» **INSTRUCTIONS TO FOLLOW**
Copy each line that has the string "windows" somewhere in it.

------ DATA RECORDS

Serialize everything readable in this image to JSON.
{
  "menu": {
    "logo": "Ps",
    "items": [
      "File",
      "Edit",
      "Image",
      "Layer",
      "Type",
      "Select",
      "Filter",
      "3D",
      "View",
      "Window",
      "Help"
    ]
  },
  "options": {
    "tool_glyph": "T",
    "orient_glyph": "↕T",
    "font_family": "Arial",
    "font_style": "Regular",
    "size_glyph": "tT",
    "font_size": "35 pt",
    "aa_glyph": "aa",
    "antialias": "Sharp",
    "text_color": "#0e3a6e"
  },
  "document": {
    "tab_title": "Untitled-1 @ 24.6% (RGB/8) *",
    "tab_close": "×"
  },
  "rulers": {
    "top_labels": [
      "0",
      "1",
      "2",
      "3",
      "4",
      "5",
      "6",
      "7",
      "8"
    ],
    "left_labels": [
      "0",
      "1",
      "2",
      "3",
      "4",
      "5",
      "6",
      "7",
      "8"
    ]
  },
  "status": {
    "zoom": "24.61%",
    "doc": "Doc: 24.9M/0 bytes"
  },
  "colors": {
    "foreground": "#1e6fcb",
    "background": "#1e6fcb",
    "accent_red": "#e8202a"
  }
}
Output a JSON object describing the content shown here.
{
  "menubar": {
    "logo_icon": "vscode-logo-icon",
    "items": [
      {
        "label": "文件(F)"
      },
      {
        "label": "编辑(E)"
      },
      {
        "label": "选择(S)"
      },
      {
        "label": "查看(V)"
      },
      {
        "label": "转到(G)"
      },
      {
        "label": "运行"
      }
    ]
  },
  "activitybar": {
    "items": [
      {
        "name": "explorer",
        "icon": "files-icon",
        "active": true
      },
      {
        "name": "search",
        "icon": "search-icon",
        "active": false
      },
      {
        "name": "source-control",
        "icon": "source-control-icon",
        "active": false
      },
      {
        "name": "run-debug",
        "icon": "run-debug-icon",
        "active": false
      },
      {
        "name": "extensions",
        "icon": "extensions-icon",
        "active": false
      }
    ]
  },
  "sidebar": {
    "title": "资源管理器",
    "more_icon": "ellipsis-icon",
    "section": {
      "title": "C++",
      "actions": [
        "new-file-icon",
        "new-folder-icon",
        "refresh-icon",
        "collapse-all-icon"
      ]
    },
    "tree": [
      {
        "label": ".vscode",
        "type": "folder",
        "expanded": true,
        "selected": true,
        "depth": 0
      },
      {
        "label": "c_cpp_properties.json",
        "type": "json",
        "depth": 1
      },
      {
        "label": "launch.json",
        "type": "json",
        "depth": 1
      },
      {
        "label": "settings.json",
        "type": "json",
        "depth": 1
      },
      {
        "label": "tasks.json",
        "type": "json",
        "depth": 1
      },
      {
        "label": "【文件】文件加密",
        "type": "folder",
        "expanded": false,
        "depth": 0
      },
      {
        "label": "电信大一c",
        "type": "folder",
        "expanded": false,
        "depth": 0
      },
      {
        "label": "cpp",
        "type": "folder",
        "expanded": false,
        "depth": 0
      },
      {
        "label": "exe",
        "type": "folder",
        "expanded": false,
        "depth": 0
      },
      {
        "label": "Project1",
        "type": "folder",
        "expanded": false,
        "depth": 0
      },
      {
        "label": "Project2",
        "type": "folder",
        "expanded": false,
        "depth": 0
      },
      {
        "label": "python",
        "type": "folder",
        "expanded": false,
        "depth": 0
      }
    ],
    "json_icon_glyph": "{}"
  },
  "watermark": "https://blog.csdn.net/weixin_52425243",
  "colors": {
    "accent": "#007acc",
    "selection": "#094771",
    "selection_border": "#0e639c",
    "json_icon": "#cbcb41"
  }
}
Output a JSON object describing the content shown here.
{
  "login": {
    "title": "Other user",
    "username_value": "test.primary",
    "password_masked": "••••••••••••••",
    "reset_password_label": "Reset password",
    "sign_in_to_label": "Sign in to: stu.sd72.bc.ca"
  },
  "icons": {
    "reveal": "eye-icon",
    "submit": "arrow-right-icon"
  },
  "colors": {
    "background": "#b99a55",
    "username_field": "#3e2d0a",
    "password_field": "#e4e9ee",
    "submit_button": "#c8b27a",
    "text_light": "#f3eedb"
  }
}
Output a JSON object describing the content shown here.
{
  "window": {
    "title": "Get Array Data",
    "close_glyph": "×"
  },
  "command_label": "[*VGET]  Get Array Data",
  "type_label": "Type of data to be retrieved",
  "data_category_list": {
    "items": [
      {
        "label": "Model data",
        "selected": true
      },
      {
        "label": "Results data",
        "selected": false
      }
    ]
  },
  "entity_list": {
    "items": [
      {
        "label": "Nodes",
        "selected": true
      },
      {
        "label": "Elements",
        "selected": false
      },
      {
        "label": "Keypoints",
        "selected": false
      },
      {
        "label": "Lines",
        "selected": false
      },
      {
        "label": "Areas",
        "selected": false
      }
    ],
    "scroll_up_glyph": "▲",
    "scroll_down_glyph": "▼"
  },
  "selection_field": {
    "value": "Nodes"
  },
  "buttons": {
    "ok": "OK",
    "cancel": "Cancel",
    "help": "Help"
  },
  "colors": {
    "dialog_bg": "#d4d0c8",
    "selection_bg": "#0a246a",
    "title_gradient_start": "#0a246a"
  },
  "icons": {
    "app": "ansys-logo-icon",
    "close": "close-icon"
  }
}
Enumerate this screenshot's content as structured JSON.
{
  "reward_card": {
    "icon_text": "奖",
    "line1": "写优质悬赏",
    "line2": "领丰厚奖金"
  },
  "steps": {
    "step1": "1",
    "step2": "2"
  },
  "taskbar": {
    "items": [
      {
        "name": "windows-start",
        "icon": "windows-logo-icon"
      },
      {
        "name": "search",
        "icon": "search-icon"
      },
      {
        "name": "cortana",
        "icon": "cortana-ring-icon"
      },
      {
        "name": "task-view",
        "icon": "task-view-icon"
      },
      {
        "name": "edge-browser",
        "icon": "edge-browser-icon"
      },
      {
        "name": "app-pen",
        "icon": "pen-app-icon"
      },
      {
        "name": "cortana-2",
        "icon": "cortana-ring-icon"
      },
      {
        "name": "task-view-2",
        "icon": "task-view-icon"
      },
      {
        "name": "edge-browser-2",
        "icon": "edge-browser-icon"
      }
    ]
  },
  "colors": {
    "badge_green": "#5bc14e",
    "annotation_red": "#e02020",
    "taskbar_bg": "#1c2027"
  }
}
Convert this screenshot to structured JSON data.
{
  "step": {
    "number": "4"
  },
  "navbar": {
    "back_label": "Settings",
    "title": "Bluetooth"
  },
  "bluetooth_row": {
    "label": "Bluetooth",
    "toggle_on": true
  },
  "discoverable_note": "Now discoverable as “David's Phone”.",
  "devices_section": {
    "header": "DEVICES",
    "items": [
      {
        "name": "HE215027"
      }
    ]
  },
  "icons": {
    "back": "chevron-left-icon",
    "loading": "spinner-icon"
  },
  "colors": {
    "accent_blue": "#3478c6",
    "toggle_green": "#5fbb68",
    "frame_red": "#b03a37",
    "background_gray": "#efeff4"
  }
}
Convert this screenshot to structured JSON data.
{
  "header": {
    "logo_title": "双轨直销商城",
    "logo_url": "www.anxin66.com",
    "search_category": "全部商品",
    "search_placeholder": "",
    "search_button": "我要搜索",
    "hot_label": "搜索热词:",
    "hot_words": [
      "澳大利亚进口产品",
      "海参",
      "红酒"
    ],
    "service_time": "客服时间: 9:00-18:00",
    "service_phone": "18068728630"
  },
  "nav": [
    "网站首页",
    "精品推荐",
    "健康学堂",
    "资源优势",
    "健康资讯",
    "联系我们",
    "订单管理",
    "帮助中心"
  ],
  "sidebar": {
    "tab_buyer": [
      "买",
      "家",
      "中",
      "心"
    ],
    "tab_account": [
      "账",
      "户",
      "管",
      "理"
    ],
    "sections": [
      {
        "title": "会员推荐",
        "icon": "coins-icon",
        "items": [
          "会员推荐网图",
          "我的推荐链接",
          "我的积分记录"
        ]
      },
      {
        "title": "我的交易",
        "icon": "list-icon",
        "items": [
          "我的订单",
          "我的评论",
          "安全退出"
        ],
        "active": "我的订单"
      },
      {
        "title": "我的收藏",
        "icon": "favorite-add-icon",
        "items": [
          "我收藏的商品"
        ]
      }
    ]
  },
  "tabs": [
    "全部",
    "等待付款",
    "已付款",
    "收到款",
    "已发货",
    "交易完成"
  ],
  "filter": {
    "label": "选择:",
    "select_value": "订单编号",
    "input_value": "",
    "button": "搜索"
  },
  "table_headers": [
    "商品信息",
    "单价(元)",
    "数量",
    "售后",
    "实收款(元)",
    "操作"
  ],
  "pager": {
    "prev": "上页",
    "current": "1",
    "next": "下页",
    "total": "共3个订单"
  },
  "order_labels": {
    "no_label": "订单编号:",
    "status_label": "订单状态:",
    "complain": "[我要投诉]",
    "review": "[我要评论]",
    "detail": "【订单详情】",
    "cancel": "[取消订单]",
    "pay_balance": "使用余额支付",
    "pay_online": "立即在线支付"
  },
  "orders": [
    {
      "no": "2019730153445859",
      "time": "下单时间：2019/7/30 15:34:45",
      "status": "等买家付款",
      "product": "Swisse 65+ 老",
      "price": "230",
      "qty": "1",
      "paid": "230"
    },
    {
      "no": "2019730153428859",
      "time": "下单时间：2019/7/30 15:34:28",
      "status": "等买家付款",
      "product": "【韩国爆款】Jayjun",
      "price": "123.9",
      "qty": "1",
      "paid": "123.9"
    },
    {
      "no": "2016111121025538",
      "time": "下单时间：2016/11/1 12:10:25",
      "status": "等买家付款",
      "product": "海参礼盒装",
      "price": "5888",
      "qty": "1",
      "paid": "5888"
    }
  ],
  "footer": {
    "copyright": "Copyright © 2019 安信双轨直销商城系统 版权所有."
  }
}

------------

» **SOLUTION TO THE EXERCISE**
        "name": "windows-start",
        "icon": "windows-logo-icon"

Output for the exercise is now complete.